→ **REQUIRED WORK**
Using the data below, copy each line that includes the word "screenshot".

→ **DATA FOR THIS TASK**
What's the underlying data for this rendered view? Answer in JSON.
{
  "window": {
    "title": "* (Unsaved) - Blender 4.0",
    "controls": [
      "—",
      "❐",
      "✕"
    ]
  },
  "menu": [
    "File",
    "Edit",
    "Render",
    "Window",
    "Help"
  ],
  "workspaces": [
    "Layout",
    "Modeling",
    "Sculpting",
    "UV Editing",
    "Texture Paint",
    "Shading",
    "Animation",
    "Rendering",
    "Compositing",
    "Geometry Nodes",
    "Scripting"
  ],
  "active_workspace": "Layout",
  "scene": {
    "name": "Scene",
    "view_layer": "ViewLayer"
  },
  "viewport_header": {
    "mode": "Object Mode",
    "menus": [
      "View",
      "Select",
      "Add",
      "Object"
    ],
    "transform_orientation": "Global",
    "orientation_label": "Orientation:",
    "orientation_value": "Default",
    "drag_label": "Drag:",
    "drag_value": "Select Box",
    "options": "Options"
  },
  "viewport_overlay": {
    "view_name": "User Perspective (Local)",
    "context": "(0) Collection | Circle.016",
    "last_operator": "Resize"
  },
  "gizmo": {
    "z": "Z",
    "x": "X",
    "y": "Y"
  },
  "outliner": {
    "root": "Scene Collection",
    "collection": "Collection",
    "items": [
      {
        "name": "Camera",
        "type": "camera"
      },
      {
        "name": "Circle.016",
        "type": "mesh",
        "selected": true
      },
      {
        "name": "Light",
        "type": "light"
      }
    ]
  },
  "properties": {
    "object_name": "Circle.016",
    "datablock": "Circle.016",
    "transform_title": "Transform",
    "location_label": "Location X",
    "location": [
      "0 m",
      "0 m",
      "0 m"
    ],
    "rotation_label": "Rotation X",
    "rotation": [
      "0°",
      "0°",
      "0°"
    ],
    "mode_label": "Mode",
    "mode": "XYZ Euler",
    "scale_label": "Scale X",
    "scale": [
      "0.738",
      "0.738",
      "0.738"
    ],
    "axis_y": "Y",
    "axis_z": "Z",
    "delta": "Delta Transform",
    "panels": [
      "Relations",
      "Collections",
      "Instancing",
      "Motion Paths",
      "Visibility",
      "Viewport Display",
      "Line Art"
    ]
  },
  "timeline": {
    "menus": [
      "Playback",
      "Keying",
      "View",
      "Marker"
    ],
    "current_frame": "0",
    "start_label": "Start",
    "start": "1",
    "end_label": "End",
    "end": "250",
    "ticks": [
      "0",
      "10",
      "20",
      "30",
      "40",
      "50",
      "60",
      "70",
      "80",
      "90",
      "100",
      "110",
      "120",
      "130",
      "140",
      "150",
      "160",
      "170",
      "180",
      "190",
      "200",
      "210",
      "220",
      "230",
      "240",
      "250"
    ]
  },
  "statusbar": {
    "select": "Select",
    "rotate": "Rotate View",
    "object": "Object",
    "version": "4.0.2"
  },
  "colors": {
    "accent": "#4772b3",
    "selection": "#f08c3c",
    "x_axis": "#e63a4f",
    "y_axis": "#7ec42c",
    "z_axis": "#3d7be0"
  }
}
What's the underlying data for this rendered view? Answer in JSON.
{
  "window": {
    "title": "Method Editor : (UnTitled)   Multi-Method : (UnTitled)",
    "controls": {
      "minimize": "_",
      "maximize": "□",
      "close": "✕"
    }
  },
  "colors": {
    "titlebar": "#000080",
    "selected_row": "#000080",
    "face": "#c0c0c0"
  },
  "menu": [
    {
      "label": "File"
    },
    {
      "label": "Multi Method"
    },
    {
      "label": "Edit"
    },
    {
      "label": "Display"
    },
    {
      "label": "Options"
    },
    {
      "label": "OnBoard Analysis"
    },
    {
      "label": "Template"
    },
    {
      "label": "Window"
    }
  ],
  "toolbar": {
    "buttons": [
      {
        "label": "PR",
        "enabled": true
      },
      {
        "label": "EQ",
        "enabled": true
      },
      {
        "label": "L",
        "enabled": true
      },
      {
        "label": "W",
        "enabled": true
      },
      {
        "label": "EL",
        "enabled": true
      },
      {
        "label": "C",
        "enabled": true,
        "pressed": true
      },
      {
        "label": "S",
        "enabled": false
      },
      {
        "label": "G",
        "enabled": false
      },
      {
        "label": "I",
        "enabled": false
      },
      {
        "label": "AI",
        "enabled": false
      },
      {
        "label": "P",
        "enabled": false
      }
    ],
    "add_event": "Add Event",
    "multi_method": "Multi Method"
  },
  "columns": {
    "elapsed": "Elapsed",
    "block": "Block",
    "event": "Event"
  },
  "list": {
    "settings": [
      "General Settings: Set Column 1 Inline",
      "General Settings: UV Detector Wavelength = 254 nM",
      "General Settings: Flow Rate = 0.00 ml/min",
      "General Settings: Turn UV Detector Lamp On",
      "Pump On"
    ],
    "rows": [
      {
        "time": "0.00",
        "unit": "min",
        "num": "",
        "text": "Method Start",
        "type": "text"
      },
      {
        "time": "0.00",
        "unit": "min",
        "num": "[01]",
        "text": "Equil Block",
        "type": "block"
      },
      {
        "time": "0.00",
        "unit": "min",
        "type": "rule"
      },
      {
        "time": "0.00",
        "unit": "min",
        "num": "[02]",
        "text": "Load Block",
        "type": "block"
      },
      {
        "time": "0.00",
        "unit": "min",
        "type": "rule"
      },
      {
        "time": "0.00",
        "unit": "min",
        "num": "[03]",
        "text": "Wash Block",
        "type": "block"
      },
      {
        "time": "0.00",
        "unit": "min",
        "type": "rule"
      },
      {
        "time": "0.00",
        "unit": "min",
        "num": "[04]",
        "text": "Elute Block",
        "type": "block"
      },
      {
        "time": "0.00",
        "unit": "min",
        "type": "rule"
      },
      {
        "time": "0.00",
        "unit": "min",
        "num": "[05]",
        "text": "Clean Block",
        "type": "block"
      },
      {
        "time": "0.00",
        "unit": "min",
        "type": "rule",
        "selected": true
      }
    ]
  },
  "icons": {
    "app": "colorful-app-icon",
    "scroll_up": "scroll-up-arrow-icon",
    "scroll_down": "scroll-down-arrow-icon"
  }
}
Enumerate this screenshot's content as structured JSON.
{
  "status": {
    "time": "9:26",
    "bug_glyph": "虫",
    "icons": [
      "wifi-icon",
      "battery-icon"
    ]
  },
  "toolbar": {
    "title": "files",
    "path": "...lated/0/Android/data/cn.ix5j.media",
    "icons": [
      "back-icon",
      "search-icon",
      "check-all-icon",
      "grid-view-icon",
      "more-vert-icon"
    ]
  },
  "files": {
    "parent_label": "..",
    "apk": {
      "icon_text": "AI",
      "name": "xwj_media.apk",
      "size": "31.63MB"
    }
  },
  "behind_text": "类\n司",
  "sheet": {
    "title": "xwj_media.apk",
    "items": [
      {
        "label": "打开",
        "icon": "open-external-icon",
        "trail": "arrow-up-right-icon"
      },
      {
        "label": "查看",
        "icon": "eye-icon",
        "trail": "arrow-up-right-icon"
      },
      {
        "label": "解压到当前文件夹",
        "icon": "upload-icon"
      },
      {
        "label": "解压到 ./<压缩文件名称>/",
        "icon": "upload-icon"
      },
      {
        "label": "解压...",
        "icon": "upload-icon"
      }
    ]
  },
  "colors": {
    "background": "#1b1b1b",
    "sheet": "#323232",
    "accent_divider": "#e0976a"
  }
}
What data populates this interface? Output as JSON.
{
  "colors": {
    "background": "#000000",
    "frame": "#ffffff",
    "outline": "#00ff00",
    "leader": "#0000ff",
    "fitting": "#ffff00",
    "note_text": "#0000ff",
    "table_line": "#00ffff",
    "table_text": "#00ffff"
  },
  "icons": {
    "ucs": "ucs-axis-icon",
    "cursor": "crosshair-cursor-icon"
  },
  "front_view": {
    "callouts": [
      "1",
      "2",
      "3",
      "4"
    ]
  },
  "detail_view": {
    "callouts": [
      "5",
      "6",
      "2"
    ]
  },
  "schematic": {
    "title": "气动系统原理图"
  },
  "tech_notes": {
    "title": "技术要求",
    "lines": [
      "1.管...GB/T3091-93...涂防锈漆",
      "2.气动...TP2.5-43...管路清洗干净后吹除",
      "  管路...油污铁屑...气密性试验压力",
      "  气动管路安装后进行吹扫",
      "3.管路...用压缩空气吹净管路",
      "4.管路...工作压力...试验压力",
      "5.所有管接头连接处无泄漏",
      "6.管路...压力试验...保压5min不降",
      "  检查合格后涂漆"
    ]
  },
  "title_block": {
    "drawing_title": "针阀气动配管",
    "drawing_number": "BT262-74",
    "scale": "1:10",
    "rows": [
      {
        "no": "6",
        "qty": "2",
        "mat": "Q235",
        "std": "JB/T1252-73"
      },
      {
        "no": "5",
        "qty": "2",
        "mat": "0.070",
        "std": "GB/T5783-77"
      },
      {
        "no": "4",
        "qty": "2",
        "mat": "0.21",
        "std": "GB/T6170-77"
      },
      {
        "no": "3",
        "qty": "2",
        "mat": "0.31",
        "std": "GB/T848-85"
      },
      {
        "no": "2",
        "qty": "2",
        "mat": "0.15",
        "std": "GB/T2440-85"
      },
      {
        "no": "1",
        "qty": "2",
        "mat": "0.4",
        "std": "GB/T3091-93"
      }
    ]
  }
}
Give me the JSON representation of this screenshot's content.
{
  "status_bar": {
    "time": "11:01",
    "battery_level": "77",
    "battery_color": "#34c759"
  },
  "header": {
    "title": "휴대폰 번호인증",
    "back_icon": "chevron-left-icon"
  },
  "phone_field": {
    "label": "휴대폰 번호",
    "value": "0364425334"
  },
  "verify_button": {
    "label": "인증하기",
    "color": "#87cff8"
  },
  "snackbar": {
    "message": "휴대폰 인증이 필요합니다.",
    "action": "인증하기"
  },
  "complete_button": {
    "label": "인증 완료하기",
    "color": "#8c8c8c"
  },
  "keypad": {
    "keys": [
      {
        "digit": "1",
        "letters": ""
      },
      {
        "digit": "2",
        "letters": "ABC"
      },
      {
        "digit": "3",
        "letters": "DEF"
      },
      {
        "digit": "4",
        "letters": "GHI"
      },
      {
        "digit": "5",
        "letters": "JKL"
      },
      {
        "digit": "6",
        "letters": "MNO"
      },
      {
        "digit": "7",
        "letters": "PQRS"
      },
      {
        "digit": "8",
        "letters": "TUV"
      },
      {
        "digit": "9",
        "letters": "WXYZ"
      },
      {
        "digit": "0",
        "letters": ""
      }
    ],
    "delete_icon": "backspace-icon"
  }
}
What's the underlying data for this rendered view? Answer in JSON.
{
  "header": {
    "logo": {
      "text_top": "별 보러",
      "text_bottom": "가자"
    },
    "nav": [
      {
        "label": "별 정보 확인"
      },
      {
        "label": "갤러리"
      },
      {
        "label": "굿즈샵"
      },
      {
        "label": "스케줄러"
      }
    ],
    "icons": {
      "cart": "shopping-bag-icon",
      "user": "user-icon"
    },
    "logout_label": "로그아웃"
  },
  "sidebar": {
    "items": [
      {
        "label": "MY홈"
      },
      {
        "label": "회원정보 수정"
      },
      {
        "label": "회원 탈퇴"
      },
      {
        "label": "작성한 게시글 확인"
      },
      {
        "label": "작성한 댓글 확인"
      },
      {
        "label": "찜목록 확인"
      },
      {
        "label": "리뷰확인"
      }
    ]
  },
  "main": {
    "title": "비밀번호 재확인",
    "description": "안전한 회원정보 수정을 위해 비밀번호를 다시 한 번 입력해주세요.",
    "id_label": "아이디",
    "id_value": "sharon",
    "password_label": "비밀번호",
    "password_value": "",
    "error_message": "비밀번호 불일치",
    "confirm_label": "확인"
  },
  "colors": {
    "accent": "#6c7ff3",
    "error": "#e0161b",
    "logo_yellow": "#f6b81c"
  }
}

→ **TASK RESULT**
Enumerate this screenshot's content as structured JSON.
Give me the JSON representation of this screenshot's content.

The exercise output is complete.